What is asked
Copy out each line below exactly as it appears.

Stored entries
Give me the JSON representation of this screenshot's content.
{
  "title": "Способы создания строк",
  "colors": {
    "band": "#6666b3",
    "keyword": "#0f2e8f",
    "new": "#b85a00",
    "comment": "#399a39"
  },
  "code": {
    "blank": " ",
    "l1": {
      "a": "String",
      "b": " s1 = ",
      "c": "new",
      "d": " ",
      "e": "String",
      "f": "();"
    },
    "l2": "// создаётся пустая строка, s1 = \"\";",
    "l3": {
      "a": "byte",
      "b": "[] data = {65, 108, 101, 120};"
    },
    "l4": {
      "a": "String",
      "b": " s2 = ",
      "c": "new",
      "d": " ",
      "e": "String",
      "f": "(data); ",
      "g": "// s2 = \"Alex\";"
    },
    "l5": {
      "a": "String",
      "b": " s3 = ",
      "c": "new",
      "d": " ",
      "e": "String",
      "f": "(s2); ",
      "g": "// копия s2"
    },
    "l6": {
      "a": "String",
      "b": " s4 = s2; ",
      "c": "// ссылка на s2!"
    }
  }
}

Complete answer
Give me the JSON representation of this screenshot's content.
{
  "title": "Способы создания строк",
  "colors": {
    "band": "#6666b3",
    "keyword": "#0f2e8f",
    "new": "#b85a00",
    "comment": "#399a39"
  },
  "code": {
    "blank": " ",
    "l1": {
      "a": "String",
      "b": " s1 = ",
      "c": "new",
      "d": " ",
      "e": "String",
      "f": "();"
    },
    "l2": "// создаётся пустая строка, s1 = \"\";",
    "l3": {
      "a": "byte",
      "b": "[] data = {65, 108, 101, 120};"
    },
    "l4": {
      "a": "String",
      "b": " s2 = ",
      "c": "new",
      "d": " ",
      "e": "String",
      "f": "(data); ",
      "g": "// s2 = \"Alex\";"
    },
    "l5": {
      "a": "String",
      "b": " s3 = ",
      "c": "new",
      "d": " ",
      "e": "String",
      "f": "(s2); ",
      "g": "// копия s2"
    },
    "l6": {
      "a": "String",
      "b": " s4 = s2; ",
      "c": "// ссылка на s2!"
    }
  }
}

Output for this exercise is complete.